Supplied data:
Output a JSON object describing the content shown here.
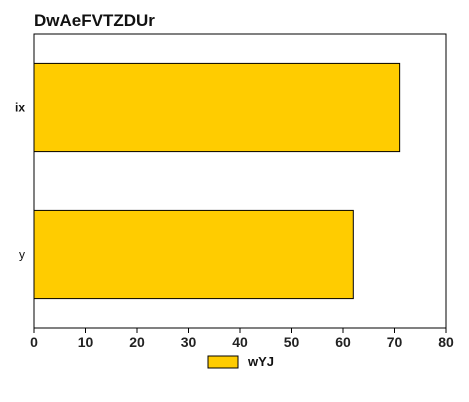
{
  "chart_data": {
    "type": "bar",
    "orientation": "horizontal",
    "title": "DwAeFVTZDUr",
    "categories": [
      "ix",
      "y"
    ],
    "series": [
      {
        "name": "wYJ",
        "values": [
          71,
          62
        ],
        "color": "#FFCC00"
      }
    ],
    "xlim": [
      0,
      80
    ],
    "x_ticks": [
      0,
      10,
      20,
      30,
      40,
      50,
      60,
      70,
      80
    ],
    "xlabel": "",
    "ylabel": "",
    "grid": false,
    "legend_position": "bottom-center",
    "bar_edge_color": "#000000"
  }
}
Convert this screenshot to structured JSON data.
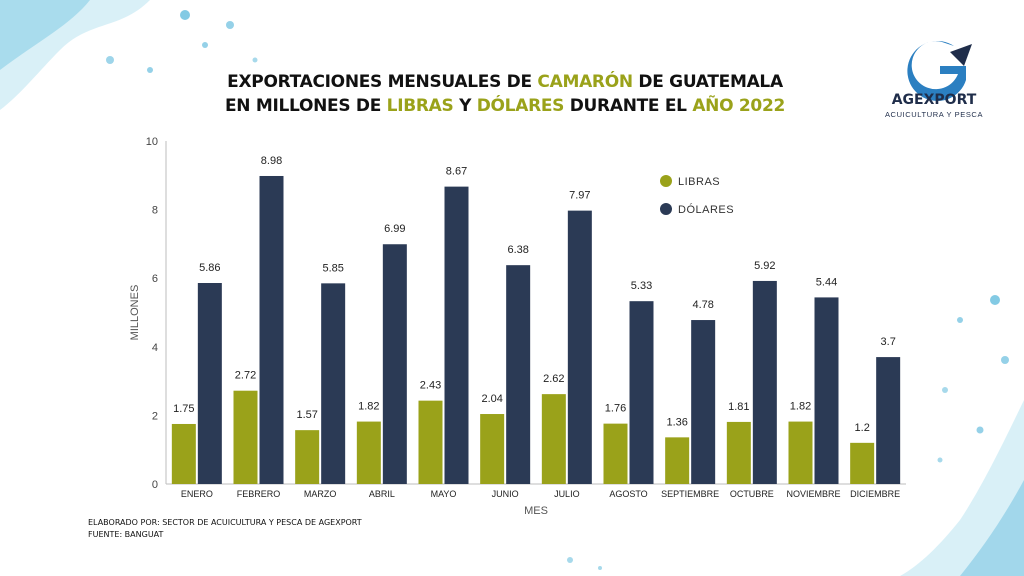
{
  "header": {
    "title_line1_a": "EXPORTACIONES MENSUALES DE ",
    "title_line1_hl": "CAMARÓN",
    "title_line1_b": " DE GUATEMALA",
    "title_line2_a": "EN MILLONES DE ",
    "title_line2_hl1": "LIBRAS",
    "title_line2_b": " Y ",
    "title_line2_hl2": "DÓLARES",
    "title_line2_c": " DURANTE EL ",
    "title_line2_hl3": "AÑO 2022"
  },
  "logo": {
    "name": "AGEXPORT",
    "subtitle": "ACUICULTURA Y PESCA",
    "icon": "agexport-g-logo-icon"
  },
  "footer": {
    "line1": "ELABORADO POR: SECTOR DE ACUICULTURA Y PESCA DE AGEXPORT",
    "line2": "FUENTE:  BANGUAT"
  },
  "colors": {
    "libras": "#9aa21a",
    "dolares": "#2b3a55",
    "highlight": "#9aa21a"
  },
  "chart_data": {
    "type": "bar",
    "categories": [
      "ENERO",
      "FEBRERO",
      "MARZO",
      "ABRIL",
      "MAYO",
      "JUNIO",
      "JULIO",
      "AGOSTO",
      "SEPTIEMBRE",
      "OCTUBRE",
      "NOVIEMBRE",
      "DICIEMBRE"
    ],
    "series": [
      {
        "name": "LIBRAS",
        "values": [
          1.75,
          2.72,
          1.57,
          1.82,
          2.43,
          2.04,
          2.62,
          1.76,
          1.36,
          1.81,
          1.82,
          1.2
        ]
      },
      {
        "name": "DÓLARES",
        "values": [
          5.86,
          8.98,
          5.85,
          6.99,
          8.67,
          6.38,
          7.97,
          5.33,
          4.78,
          5.92,
          5.44,
          3.7
        ]
      }
    ],
    "data_labels": [
      [
        "1.75",
        "2.72",
        "1.57",
        "1.82",
        "2.43",
        "2.04",
        "2.62",
        "1.76",
        "1.36",
        "1.81",
        "1.82",
        "1.2"
      ],
      [
        "5.86",
        "8.98",
        "5.85",
        "6.99",
        "8.67",
        "6.38",
        "7.97",
        "5.33",
        "4.78",
        "5.92",
        "5.44",
        "3.7"
      ]
    ],
    "xlabel": "MES",
    "ylabel": "MILLONES",
    "ylim": [
      0,
      10
    ],
    "yticks": [
      0,
      2,
      4,
      6,
      8,
      10
    ],
    "grid": false,
    "legend_position": "top-right"
  }
}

Aim:
From the data above, write out everything exactly except the pictures.

The response:
Output a JSON object describing the content shown here.
{
  "chart_data": {
    "type": "bar",
    "orientation": "horizontal",
    "title": "DwAeFVTZDUr",
    "categories": [
      "ix",
      "y"
    ],
    "series": [
      {
        "name": "wYJ",
        "values": [
          71,
          62
        ],
        "color": "#FFCC00"
      }
    ],
    "xlim": [
      0,
      80
    ],
    "x_ticks": [
      0,
      10,
      20,
      30,
      40,
      50,
      60,
      70,
      80
    ],
    "xlabel": "",
    "ylabel": "",
    "grid": false,
    "legend_position": "bottom-center",
    "bar_edge_color": "#000000"
  }
}
Convert this screenshot to structured JSON data.
{
  "header": {
    "title_line1_a": "EXPORTACIONES MENSUALES DE ",
    "title_line1_hl": "CAMARÓN",
    "title_line1_b": " DE GUATEMALA",
    "title_line2_a": "EN MILLONES DE ",
    "title_line2_hl1": "LIBRAS",
    "title_line2_b": " Y ",
    "title_line2_hl2": "DÓLARES",
    "title_line2_c": " DURANTE EL ",
    "title_line2_hl3": "AÑO 2022"
  },
  "logo": {
    "name": "AGEXPORT",
    "subtitle": "ACUICULTURA Y PESCA",
    "icon": "agexport-g-logo-icon"
  },
  "footer": {
    "line1": "ELABORADO POR: SECTOR DE ACUICULTURA Y PESCA DE AGEXPORT",
    "line2": "FUENTE:  BANGUAT"
  },
  "colors": {
    "libras": "#9aa21a",
    "dolares": "#2b3a55",
    "highlight": "#9aa21a"
  },
  "chart_data": {
    "type": "bar",
    "categories": [
      "ENERO",
      "FEBRERO",
      "MARZO",
      "ABRIL",
      "MAYO",
      "JUNIO",
      "JULIO",
      "AGOSTO",
      "SEPTIEMBRE",
      "OCTUBRE",
      "NOVIEMBRE",
      "DICIEMBRE"
    ],
    "series": [
      {
        "name": "LIBRAS",
        "values": [
          1.75,
          2.72,
          1.57,
          1.82,
          2.43,
          2.04,
          2.62,
          1.76,
          1.36,
          1.81,
          1.82,
          1.2
        ]
      },
      {
        "name": "DÓLARES",
        "values": [
          5.86,
          8.98,
          5.85,
          6.99,
          8.67,
          6.38,
          7.97,
          5.33,
          4.78,
          5.92,
          5.44,
          3.7
        ]
      }
    ],
    "data_labels": [
      [
        "1.75",
        "2.72",
        "1.57",
        "1.82",
        "2.43",
        "2.04",
        "2.62",
        "1.76",
        "1.36",
        "1.81",
        "1.82",
        "1.2"
      ],
      [
        "5.86",
        "8.98",
        "5.85",
        "6.99",
        "8.67",
        "6.38",
        "7.97",
        "5.33",
        "4.78",
        "5.92",
        "5.44",
        "3.7"
      ]
    ],
    "xlabel": "MES",
    "ylabel": "MILLONES",
    "ylim": [
      0,
      10
    ],
    "yticks": [
      0,
      2,
      4,
      6,
      8,
      10
    ],
    "grid": false,
    "legend_position": "top-right"
  }
}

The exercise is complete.